Given problem: Write out the data again exactly, skipping every picture.

Figure contents as structured data:
— start —
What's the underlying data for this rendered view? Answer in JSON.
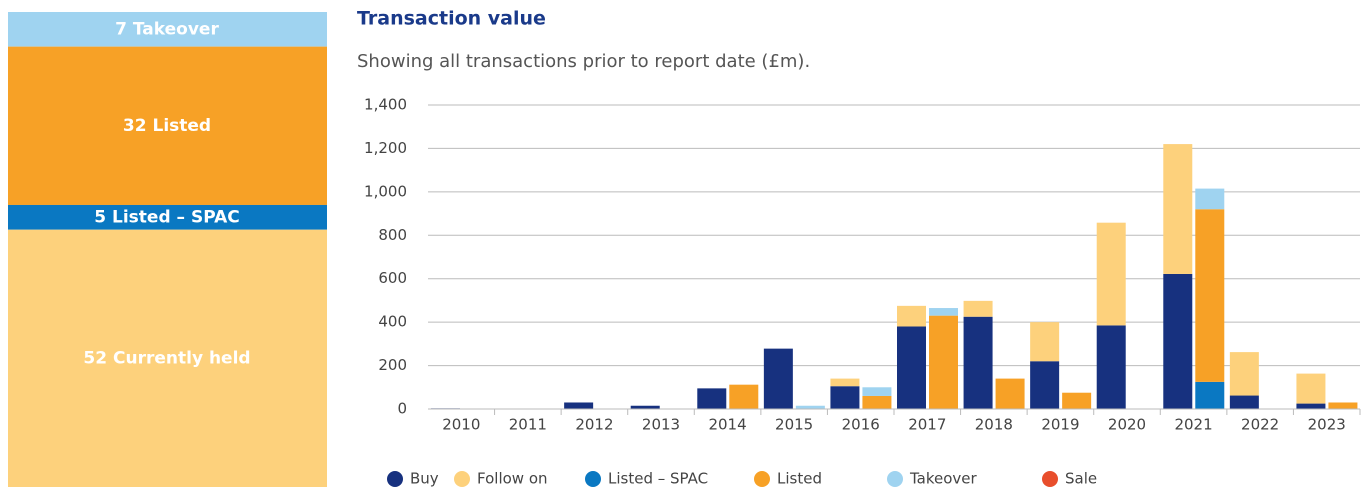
{
  "summary": [
    {
      "value": 7,
      "name": "Takeover",
      "color": "#9fd3f0"
    },
    {
      "value": 32,
      "name": "Listed",
      "color": "#f7a126"
    },
    {
      "value": 5,
      "name": "Listed – SPAC",
      "color": "#0a78c2"
    },
    {
      "value": 52,
      "name": "Currently held",
      "color": "#fdd17c"
    }
  ],
  "chart_data": {
    "type": "bar",
    "title": "Transaction value",
    "subtitle": "Showing all transactions prior to report date (£m).",
    "categories": [
      "2010",
      "2011",
      "2012",
      "2013",
      "2014",
      "2015",
      "2016",
      "2017",
      "2018",
      "2019",
      "2020",
      "2021",
      "2022",
      "2023"
    ],
    "series": [
      {
        "name": "Buy",
        "color": "#17317f",
        "values": [
          3,
          2,
          30,
          15,
          95,
          278,
          105,
          380,
          425,
          220,
          385,
          622,
          62,
          25
        ]
      },
      {
        "name": "Follow on",
        "color": "#fdd17c",
        "values": [
          0,
          0,
          0,
          0,
          0,
          0,
          35,
          95,
          73,
          180,
          473,
          598,
          200,
          138
        ]
      },
      {
        "name": "Listed – SPAC",
        "color": "#0a78c2",
        "values": [
          0,
          0,
          0,
          0,
          0,
          0,
          0,
          0,
          0,
          0,
          0,
          125,
          0,
          0
        ]
      },
      {
        "name": "Listed",
        "color": "#f7a126",
        "values": [
          0,
          0,
          0,
          0,
          112,
          0,
          60,
          430,
          140,
          75,
          0,
          795,
          0,
          30
        ]
      },
      {
        "name": "Takeover",
        "color": "#9fd3f0",
        "values": [
          0,
          0,
          0,
          0,
          0,
          15,
          40,
          35,
          0,
          0,
          0,
          95,
          0,
          0
        ]
      },
      {
        "name": "Sale",
        "color": "#e84e2c",
        "values": [
          0,
          0,
          0,
          0,
          0,
          0,
          0,
          0,
          0,
          0,
          0,
          0,
          0,
          0
        ]
      }
    ],
    "ylim": [
      0,
      1400
    ],
    "yticks": [
      0,
      200,
      400,
      600,
      800,
      {
        "value": 1000,
        "label": "1,000"
      },
      {
        "value": 1200,
        "label": "1,200"
      },
      {
        "value": 1400,
        "label": "1,400"
      }
    ],
    "grid": true
  }
}
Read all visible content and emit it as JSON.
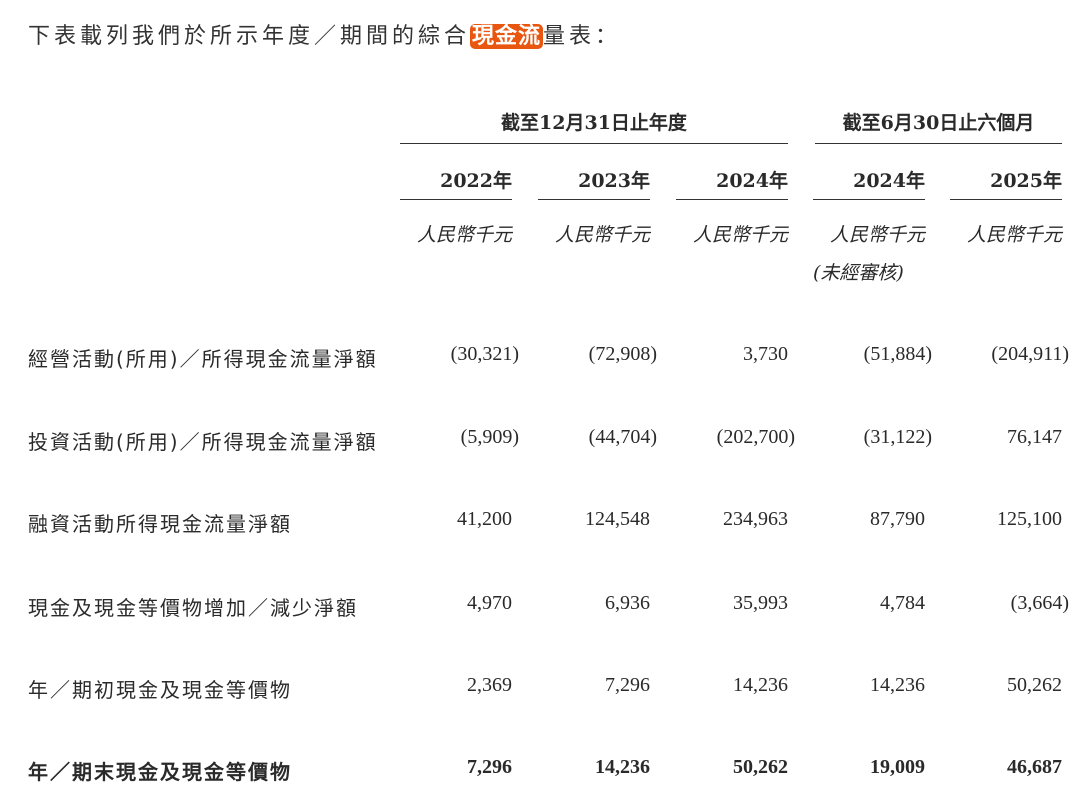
— end —
Result of the task:
What's the underlying data for this rendered view? Answer in JSON.
{
  "summary": [
    {
      "value": 7,
      "name": "Takeover",
      "color": "#9fd3f0"
    },
    {
      "value": 32,
      "name": "Listed",
      "color": "#f7a126"
    },
    {
      "value": 5,
      "name": "Listed – SPAC",
      "color": "#0a78c2"
    },
    {
      "value": 52,
      "name": "Currently held",
      "color": "#fdd17c"
    }
  ],
  "chart_data": {
    "type": "bar",
    "title": "Transaction value",
    "subtitle": "Showing all transactions prior to report date (£m).",
    "categories": [
      "2010",
      "2011",
      "2012",
      "2013",
      "2014",
      "2015",
      "2016",
      "2017",
      "2018",
      "2019",
      "2020",
      "2021",
      "2022",
      "2023"
    ],
    "series": [
      {
        "name": "Buy",
        "color": "#17317f",
        "values": [
          3,
          2,
          30,
          15,
          95,
          278,
          105,
          380,
          425,
          220,
          385,
          622,
          62,
          25
        ]
      },
      {
        "name": "Follow on",
        "color": "#fdd17c",
        "values": [
          0,
          0,
          0,
          0,
          0,
          0,
          35,
          95,
          73,
          180,
          473,
          598,
          200,
          138
        ]
      },
      {
        "name": "Listed – SPAC",
        "color": "#0a78c2",
        "values": [
          0,
          0,
          0,
          0,
          0,
          0,
          0,
          0,
          0,
          0,
          0,
          125,
          0,
          0
        ]
      },
      {
        "name": "Listed",
        "color": "#f7a126",
        "values": [
          0,
          0,
          0,
          0,
          112,
          0,
          60,
          430,
          140,
          75,
          0,
          795,
          0,
          30
        ]
      },
      {
        "name": "Takeover",
        "color": "#9fd3f0",
        "values": [
          0,
          0,
          0,
          0,
          0,
          15,
          40,
          35,
          0,
          0,
          0,
          95,
          0,
          0
        ]
      },
      {
        "name": "Sale",
        "color": "#e84e2c",
        "values": [
          0,
          0,
          0,
          0,
          0,
          0,
          0,
          0,
          0,
          0,
          0,
          0,
          0,
          0
        ]
      }
    ],
    "ylim": [
      0,
      1400
    ],
    "yticks": [
      0,
      200,
      400,
      600,
      800,
      {
        "value": 1000,
        "label": "1,000"
      },
      {
        "value": 1200,
        "label": "1,200"
      },
      {
        "value": 1400,
        "label": "1,400"
      }
    ],
    "grid": true
  }
}
Read all visible content and emit it as JSON.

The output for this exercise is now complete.